Приведённый отрывок
%%

По общему мнению, философы – люди крайне странные. Как правило, их не считают сумасшедшими в прямом смысле слова, но относятся к ним как к людям, которые не далеко отстоят от сумасшествия или, хотя бы, крайнего чудачества. Подобное мнение во многом справедливо. Странности личности философа проистекают из специфики его профессии. И, естественно, что эту профессию избирают люди необычные.

Но не всякий философ является необычным человеком. Следует различать философов и философов.

В наш век модно быть оригинальным и уникальным. Сомнения в уникальности человека, утверждения о его типичности воспринимаются этим человеком почти как оскорбление. Боязнь оказаться или показаться посредственностью – вернейший, но не единственный признак таковой. Но, к сожалению (я же убежден - к счастью), большинство людей типичны. Уникальность и оригинальность - слишком тяжелое бремя, чтобы его нести. К счастью, большинство тех, кто претендует на оригинальность, таковыми не являются, и потому не ведают, сколь тяжел этот груз.

Истинно оригинальный человек испытывает на себе мощнейшее давление окружающих, которые отторгают чуждое и необычное и в различных формах порицают его. Проблемы начинаются, как правило, уже в детстве, когда учителя всячески репрессируют нестандартное мнение и нестандартное поведение. Любое суждение, выпадающее из учебного канона, воспринимается большинством учителей, как восстание против абсолютов культуры и как покушение на их статус священнослужителей при идолах (фетишах) культурных ценностей. Заметьте, при этом учителя искренне и непрестанно декларируют ценность и необходимость личностного, уникального поведения. В этом отношении, они полностью воспроизводят двойной стандарт нашей культуры. Общество в лице этой культуры призывает быть индивидуальным, уникальным, принципиальным, творческим и т.д., но, при этом, в своей реальной, повседневной практике подавляет все, что хоть как-нибудь возвышается над конформистским поведением.

%%

Указания
**a.** Из чего, согласно отрывку, проистекают странности личности философа?
**b.** Воспроизведите отрывок начиная со слов «Но не всякий» и до слов «тяжел этот груз.» включительно.

Исходные данные
%%

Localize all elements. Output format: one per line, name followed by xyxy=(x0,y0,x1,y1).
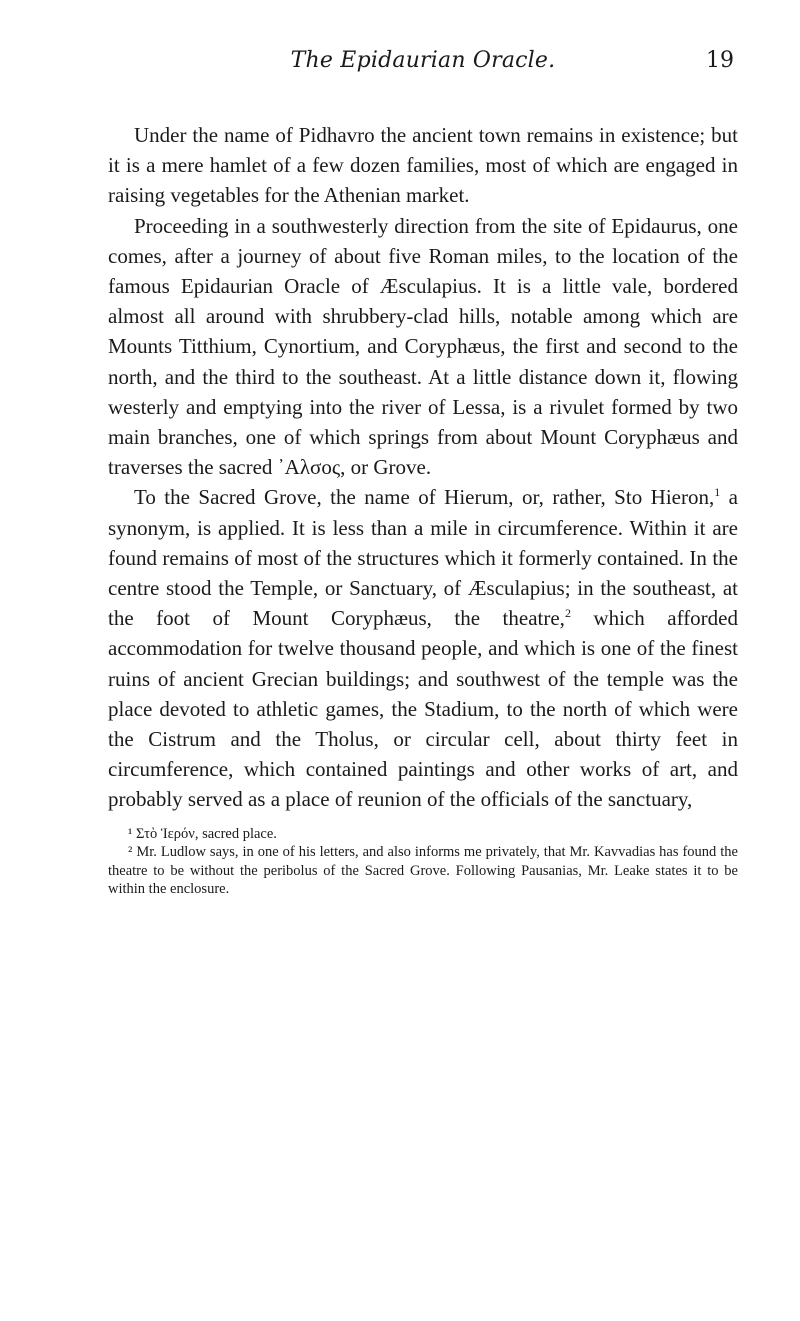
paragraph-3-text-c: which afforded accommodation for twelve thousand people, and which is one of the finest ruins of ancient Grecian buildings; and southwest of the temple was the place devoted to athletic games, the Stadium, to the north of which were the Cistrum and the Tholus, or circular cell, about thirty feet in circumference, which contained paintings and other works of art, and probably served as a place of reunion of the officials of the sanctuary, xyxy=(108,606,738,812)
footnote-2-mark: ² xyxy=(128,844,133,861)
paragraph-3 xyxy=(108,482,738,814)
footnotes xyxy=(108,825,738,899)
book-page xyxy=(108,48,738,899)
page-header xyxy=(108,48,738,88)
footnote-ref-2: 2 xyxy=(564,606,571,621)
footnote-2-text: Mr. Ludlow says, in one of his letters, and also informs me privately, that Mr. Kavvadias has found the theatre to be without the peribolus of the Sacred Grove. Following Pausanias, Mr. Leake states it to be within the enclosure. xyxy=(108,844,738,898)
running-title: The Epidaurian Oracle. xyxy=(290,48,556,73)
paragraph-1-text: Under the name of Pidhavro the ancient town remains in existence; but it is a mere hamlet of a few dozen families, most of which are engaged in raising vegetables for the Athenian market. xyxy=(108,123,738,208)
paragraph-1 xyxy=(108,120,738,211)
footnote-1-text: Στὸ Ἱερόν, sacred place. xyxy=(132,825,277,842)
paragraph-2-text: Proceeding in a southwesterly direction from the site of Epidaurus, one comes, after a journey of about five Roman miles, to the location of the famous Epidaurian Oracle of Æsculapius. It is a little vale, bordered almost all around with shrubbery-clad hills, notable among which are Mounts Titthium, Cynortium, and Coryphæus, the first and second to the north, and the third to the southeast. At a little distance down it, flowing westerly and emptying into the river of Lessa, is a rivulet formed by two main branches, one of which springs from about Mount Coryphæus and traverses the sacred ᾿Αλσος, or Grove. xyxy=(108,213,738,480)
body-text xyxy=(108,120,738,815)
footnote-1-mark: ¹ xyxy=(128,825,133,842)
paragraph-3-text-b: a synonym, is applied. It is less than a mile in circumference. Within it are found remains of most of the structures which it formerly contained. In the centre stood the Temple, or Sanctuary, of Æsculapius; in the southeast, at the foot of Mount Coryphæus, the theatre, xyxy=(108,485,738,631)
paragraph-2 xyxy=(108,211,738,483)
page-number: 19 xyxy=(706,48,734,73)
footnote-2 xyxy=(108,843,738,899)
footnote-ref-1: 1 xyxy=(714,485,721,500)
paragraph-3-text-a: To the Sacred Grove, the name of Hierum, or, rather, Sto Hieron, xyxy=(134,485,715,510)
footnote-1 xyxy=(108,825,738,844)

%%

Ответы к заданиям
**a.** Из специфики его профессии.

**b.**
Но не всякий философ является необычным человеком. Следует различать философов и философов.

В наш век модно быть оригинальным и уникальным. Сомнения в уникальности человека, утверждения о его типичности воспринимаются этим человеком почти как оскорбление. Боязнь оказаться или показаться посредственностью – вернейший, но не единственный признак таковой. Но, к сожалению (я же убежден - к счастью), большинство людей типичны. Уникальность и оригинальность - слишком тяжелое бремя, чтобы его нести. К счастью, большинство тех, кто претендует на оригинальность, таковыми не являются, и потому не ведают, сколь тяжел этот груз.